* [Exercise data]:
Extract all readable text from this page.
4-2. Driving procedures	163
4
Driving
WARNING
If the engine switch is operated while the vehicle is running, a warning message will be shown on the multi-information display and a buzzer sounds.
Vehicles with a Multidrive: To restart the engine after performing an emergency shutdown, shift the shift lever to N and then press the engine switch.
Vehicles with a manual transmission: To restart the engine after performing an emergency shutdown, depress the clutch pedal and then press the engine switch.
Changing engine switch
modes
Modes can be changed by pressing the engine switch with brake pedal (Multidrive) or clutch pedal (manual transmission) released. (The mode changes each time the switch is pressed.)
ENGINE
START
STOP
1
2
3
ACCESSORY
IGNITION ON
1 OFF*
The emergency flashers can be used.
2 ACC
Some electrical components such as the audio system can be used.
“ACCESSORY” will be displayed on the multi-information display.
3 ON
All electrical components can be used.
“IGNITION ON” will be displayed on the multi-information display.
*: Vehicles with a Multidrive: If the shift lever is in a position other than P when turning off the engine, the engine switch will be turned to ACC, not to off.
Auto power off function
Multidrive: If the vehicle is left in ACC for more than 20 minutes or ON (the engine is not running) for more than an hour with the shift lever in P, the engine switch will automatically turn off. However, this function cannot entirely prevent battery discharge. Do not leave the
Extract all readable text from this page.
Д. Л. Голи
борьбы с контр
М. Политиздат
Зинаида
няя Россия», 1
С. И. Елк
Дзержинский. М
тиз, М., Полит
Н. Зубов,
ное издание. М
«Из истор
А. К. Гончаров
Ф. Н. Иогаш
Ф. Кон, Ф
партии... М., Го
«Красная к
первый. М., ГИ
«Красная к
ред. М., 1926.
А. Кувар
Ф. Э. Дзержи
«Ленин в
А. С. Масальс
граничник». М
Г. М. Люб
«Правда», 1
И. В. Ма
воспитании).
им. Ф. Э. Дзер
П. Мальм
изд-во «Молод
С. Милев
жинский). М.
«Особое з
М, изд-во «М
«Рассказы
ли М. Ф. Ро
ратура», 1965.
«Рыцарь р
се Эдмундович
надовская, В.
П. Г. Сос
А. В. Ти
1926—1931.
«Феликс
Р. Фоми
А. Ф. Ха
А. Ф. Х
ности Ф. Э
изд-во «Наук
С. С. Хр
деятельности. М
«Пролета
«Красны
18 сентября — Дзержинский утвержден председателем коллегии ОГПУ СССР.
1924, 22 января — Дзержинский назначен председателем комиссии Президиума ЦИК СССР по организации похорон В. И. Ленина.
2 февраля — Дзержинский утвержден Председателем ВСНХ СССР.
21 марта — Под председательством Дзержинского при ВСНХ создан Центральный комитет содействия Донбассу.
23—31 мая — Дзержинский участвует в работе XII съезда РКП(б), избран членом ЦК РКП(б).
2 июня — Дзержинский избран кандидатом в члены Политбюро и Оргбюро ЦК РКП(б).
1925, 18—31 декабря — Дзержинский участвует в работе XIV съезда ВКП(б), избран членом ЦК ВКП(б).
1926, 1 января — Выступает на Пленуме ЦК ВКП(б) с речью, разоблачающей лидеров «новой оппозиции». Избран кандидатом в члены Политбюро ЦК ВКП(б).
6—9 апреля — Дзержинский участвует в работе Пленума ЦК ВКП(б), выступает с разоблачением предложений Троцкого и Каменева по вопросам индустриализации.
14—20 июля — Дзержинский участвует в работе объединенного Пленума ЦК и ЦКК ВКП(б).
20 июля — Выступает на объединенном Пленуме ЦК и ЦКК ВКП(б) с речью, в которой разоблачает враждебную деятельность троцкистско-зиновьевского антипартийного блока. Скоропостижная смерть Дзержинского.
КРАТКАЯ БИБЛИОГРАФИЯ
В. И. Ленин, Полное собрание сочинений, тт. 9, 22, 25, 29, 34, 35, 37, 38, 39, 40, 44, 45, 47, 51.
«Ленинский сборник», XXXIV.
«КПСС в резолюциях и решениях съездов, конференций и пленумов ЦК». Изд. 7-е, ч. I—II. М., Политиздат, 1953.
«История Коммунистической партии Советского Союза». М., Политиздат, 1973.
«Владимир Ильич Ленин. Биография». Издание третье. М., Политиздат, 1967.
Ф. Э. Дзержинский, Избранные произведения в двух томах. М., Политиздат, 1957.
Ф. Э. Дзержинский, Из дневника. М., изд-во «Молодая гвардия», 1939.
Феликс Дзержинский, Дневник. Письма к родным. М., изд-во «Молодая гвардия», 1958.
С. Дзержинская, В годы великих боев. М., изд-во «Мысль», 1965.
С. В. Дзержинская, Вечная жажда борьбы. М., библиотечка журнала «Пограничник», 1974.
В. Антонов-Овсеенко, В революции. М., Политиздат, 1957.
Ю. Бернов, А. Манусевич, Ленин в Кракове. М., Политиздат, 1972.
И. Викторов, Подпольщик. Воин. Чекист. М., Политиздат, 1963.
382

* [Challenge]:
Retype all of the material above with every character intact.

* [Task result]:
Extract all readable text from this page.
4-2. Driving procedures	163
4
Driving
WARNING
If the engine switch is operated while the vehicle is running, a warning message will be shown on the multi-information display and a buzzer sounds.
Vehicles with a Multidrive: To restart the engine after performing an emergency shutdown, shift the shift lever to N and then press the engine switch.
Vehicles with a manual transmission: To restart the engine after performing an emergency shutdown, depress the clutch pedal and then press the engine switch.
Changing engine switch
modes
Modes can be changed by pressing the engine switch with brake pedal (Multidrive) or clutch pedal (manual transmission) released. (The mode changes each time the switch is pressed.)
ENGINE
START
STOP
1
2
3
ACCESSORY
IGNITION ON
1 OFF*
The emergency flashers can be used.
2 ACC
Some electrical components such as the audio system can be used.
“ACCESSORY” will be displayed on the multi-information display.
3 ON
All electrical components can be used.
“IGNITION ON” will be displayed on the multi-information display.
*: Vehicles with a Multidrive: If the shift lever is in a position other than P when turning off the engine, the engine switch will be turned to ACC, not to off.
Auto power off function
Multidrive: If the vehicle is left in ACC for more than 20 minutes or ON (the engine is not running) for more than an hour with the shift lever in P, the engine switch will automatically turn off. However, this function cannot entirely prevent battery discharge. Do not leave the
Extract all readable text from this page.
Д. Л. Голи
борьбы с контр
М. Политиздат
Зинаида
няя Россия», 1
С. И. Елк
Дзержинский. М
тиз, М., Полит
Н. Зубов,
ное издание. М
«Из истор
А. К. Гончаров
Ф. Н. Иогаш
Ф. Кон, Ф
партии... М., Го
«Красная к
первый. М., ГИ
«Красная к
ред. М., 1926.
А. Кувар
Ф. Э. Дзержи
«Ленин в
А. С. Масальс
граничник». М
Г. М. Люб
«Правда», 1
И. В. Ма
воспитании).
им. Ф. Э. Дзер
П. Мальм
изд-во «Молод
С. Милев
жинский). М.
«Особое з
М, изд-во «М
«Рассказы
ли М. Ф. Ро
ратура», 1965.
«Рыцарь р
се Эдмундович
надовская, В.
П. Г. Сос
А. В. Ти
1926—1931.
«Феликс
Р. Фоми
А. Ф. Ха
А. Ф. Х
ности Ф. Э
изд-во «Наук
С. С. Хр
деятельности. М
«Пролета
«Красны
18 сентября — Дзержинский утвержден председателем коллегии ОГПУ СССР.
1924, 22 января — Дзержинский назначен председателем комиссии Президиума ЦИК СССР по организации похорон В. И. Ленина.
2 февраля — Дзержинский утвержден Председателем ВСНХ СССР.
21 марта — Под председательством Дзержинского при ВСНХ создан Центральный комитет содействия Донбассу.
23—31 мая — Дзержинский участвует в работе XII съезда РКП(б), избран членом ЦК РКП(б).
2 июня — Дзержинский избран кандидатом в члены Политбюро и Оргбюро ЦК РКП(б).
1925, 18—31 декабря — Дзержинский участвует в работе XIV съезда ВКП(б), избран членом ЦК ВКП(б).
1926, 1 января — Выступает на Пленуме ЦК ВКП(б) с речью, разоблачающей лидеров «новой оппозиции». Избран кандидатом в члены Политбюро ЦК ВКП(б).
6—9 апреля — Дзержинский участвует в работе Пленума ЦК ВКП(б), выступает с разоблачением предложений Троцкого и Каменева по вопросам индустриализации.
14—20 июля — Дзержинский участвует в работе объединенного Пленума ЦК и ЦКК ВКП(б).
20 июля — Выступает на объединенном Пленуме ЦК и ЦКК ВКП(б) с речью, в которой разоблачает враждебную деятельность троцкистско-зиновьевского антипартийного блока. Скоропостижная смерть Дзержинского.
КРАТКАЯ БИБЛИОГРАФИЯ
В. И. Ленин, Полное собрание сочинений, тт. 9, 22, 25, 29, 34, 35, 37, 38, 39, 40, 44, 45, 47, 51.
«Ленинский сборник», XXXIV.
«КПСС в резолюциях и решениях съездов, конференций и пленумов ЦК». Изд. 7-е, ч. I—II. М., Политиздат, 1953.
«История Коммунистической партии Советского Союза». М., Политиздат, 1973.
«Владимир Ильич Ленин. Биография». Издание третье. М., Политиздат, 1967.
Ф. Э. Дзержинский, Избранные произведения в двух томах. М., Политиздат, 1957.
Ф. Э. Дзержинский, Из дневника. М., изд-во «Молодая гвардия», 1939.
Феликс Дзержинский, Дневник. Письма к родным. М., изд-во «Молодая гвардия», 1958.
С. Дзержинская, В годы великих боев. М., изд-во «Мысль», 1965.
С. В. Дзержинская, Вечная жажда борьбы. М., библиотечка журнала «Пограничник», 1974.
В. Антонов-Овсеенко, В революции. М., Политиздат, 1957.
Ю. Бернов, А. Манусевич, Ленин в Кракове. М., Политиздат, 1972.
И. Викторов, Подпольщик. Воин. Чекист. М., Политиздат, 1963.
382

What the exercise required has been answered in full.